**TASK 1:** Write out the passage from the article on Chris Denning's guilty plea word for word, starting at "Detective Chief Inspector" and ending after "now admitted to.".
**TASK 2:** Give the records again verbatim, starting at their first line and ending after the line that contains "224, 148, 257]".

══ PASSAGE TO READ ══

Former BBC DJ Chris Denning has pleaded guilty to 21 child sex offences committed between 1969 and 1986.

The 75-year-old, who rose to prominence as on of the original presenters on BBC Radio 1 when it launched in 1967, admitted the abuse of 11 boys as young as eight, denying three other offences.

Denning, who has spent four decades in and out of prison for a series of sexual offences after first being convicted in 1974, was arrested in a police inquiry into the Walton Hop Disco for teenagers in Walton-on-Thames, Surrey and will be sentenced on 6 October.

There is no intention to proceed with a trial on the three charges to which Denning had pleaded not guilty, said the prosecution.

He is currently serving a 13-year jail term for sexual assaults against 24 victims aged nine to 16 from the 1960s to 1980s.

He will be sentenced at Southwark Crown Court by the same judge who jailed him for those offences in 2014.

Four of Denning’s victims were in court to see him plead guilty.

Detective Chief Inspector Jo Hayes said: “Denning, who was looked up to and sometimes idolised by many young people, has used his status to prey on innocent children which he has now admitted to.

“The four boys who Denning abused had moved on with their lives and were now adult men with families and careers. Often, they had not spoken to those closest to them about their ordeal as a child and only recently, as part of this investigation, have been able to do so.

“We can never go back and take away the abuse these four men suffered as boys but I hope, in some way, today’s guilty plea brings some closure for them.”

═══
══ THE RECORDS ══

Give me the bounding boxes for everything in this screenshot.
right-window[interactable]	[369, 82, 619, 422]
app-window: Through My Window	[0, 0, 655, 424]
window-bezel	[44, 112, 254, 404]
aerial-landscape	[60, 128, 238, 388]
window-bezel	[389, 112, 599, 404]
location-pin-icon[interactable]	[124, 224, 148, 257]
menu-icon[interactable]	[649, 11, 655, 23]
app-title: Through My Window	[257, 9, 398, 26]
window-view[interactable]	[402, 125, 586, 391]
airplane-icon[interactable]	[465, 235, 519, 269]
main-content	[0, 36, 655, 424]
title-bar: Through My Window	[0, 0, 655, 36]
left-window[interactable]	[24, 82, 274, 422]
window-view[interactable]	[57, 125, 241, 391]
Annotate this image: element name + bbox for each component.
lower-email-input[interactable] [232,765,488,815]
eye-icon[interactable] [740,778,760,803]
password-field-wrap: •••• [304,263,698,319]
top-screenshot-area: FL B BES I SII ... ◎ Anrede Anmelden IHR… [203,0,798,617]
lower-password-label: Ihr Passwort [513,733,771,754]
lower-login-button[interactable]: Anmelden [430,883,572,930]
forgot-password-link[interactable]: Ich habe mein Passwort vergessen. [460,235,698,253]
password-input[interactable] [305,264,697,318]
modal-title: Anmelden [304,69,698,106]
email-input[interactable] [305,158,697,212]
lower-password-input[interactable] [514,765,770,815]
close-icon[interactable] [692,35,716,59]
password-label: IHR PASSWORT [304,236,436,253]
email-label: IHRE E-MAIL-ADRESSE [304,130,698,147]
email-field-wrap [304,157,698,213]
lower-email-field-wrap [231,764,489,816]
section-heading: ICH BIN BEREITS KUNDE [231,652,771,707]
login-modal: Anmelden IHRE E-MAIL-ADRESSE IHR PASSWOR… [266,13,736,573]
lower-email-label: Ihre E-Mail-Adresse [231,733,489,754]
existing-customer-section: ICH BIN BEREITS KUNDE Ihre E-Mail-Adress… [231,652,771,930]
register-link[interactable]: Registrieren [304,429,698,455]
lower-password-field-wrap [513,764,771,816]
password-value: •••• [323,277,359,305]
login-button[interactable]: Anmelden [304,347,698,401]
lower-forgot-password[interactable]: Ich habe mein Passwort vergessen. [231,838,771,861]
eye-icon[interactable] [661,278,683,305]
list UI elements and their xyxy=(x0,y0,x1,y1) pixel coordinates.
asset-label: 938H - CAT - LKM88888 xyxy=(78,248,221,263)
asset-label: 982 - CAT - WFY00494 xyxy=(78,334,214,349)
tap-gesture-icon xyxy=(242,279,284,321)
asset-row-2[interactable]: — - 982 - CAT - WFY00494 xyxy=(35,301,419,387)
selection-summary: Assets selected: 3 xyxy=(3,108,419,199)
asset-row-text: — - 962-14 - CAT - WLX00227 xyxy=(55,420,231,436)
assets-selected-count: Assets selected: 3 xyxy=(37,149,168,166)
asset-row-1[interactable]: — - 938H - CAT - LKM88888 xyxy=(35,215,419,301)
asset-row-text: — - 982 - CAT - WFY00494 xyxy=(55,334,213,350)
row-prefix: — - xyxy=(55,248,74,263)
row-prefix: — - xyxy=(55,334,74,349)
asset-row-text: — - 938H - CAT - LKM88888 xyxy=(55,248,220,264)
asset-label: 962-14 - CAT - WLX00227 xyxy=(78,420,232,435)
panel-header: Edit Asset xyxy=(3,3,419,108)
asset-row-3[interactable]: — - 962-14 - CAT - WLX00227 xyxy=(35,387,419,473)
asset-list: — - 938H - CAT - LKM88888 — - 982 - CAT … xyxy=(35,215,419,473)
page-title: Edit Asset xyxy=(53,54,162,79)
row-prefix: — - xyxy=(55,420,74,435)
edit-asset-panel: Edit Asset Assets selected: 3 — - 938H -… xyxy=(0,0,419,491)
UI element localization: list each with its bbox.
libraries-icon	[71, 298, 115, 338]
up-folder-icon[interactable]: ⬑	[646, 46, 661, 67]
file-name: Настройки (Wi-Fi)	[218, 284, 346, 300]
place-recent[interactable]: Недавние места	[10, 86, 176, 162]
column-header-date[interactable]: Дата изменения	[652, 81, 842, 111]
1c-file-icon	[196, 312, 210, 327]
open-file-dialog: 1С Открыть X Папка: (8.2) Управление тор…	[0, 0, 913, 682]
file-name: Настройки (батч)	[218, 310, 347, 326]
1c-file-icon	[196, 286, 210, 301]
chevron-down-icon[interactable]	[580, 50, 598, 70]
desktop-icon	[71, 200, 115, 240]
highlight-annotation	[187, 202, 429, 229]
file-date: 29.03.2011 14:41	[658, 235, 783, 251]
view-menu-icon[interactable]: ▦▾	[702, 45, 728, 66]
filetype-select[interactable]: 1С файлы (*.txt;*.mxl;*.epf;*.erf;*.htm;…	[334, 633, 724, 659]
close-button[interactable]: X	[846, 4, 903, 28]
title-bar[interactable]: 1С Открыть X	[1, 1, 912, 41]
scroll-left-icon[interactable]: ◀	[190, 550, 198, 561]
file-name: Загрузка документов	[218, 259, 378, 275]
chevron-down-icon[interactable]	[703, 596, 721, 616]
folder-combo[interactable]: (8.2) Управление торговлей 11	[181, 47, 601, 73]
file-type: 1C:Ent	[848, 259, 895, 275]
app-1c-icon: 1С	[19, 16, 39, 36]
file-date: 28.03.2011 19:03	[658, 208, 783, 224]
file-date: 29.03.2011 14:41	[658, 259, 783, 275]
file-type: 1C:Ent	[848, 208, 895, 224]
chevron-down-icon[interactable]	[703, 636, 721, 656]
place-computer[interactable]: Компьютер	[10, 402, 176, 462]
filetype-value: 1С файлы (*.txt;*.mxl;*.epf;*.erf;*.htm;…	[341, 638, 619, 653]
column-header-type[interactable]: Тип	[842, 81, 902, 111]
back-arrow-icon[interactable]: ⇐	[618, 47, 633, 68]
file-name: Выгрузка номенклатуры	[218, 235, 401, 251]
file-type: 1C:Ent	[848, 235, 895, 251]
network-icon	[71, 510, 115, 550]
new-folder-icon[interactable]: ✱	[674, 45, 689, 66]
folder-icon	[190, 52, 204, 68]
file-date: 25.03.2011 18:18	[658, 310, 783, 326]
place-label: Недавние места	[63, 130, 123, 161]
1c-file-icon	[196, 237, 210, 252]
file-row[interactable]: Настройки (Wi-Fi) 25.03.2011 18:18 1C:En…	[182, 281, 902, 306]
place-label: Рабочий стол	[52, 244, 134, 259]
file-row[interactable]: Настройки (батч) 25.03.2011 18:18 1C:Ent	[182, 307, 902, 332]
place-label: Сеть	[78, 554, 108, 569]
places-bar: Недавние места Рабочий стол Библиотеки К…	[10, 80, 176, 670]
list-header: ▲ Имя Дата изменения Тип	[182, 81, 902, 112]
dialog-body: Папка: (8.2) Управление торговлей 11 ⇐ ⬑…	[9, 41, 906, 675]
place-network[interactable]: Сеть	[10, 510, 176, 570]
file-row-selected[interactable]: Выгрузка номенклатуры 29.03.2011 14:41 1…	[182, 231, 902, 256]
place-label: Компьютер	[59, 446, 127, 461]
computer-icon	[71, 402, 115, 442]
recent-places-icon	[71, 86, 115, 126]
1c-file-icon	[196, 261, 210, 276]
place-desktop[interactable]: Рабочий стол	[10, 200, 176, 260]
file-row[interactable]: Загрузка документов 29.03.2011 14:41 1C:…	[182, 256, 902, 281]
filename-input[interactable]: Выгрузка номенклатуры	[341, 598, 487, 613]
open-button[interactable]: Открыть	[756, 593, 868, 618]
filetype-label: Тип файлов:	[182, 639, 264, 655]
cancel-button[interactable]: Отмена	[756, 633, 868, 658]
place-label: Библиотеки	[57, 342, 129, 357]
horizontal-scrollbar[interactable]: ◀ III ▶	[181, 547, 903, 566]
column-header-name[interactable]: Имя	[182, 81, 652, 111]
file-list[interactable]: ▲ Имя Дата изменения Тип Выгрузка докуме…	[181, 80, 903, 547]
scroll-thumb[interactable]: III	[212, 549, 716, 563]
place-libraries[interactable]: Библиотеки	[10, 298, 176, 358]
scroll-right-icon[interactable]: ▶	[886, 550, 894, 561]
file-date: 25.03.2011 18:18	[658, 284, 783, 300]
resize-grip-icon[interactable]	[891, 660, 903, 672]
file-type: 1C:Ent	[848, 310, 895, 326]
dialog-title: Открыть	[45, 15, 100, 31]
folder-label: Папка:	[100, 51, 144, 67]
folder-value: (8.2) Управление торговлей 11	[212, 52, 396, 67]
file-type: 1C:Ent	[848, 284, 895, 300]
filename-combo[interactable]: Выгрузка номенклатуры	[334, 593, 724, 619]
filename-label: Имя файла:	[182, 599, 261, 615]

═══

**WORKED ANSWER 1:**
Detective Chief Inspector Jo Hayes said: “Denning, who was looked up to and sometimes idolised by many young people, has used his status to prey on innocent children which he has now admitted to.

**WORKED ANSWER 2:**
Give me the bounding boxes for everything in this screenshot.
right-window[interactable]	[369, 82, 619, 422]
app-window: Through My Window	[0, 0, 655, 424]
window-bezel	[44, 112, 254, 404]
aerial-landscape	[60, 128, 238, 388]
window-bezel	[389, 112, 599, 404]
location-pin-icon[interactable]	[124, 224, 148, 257]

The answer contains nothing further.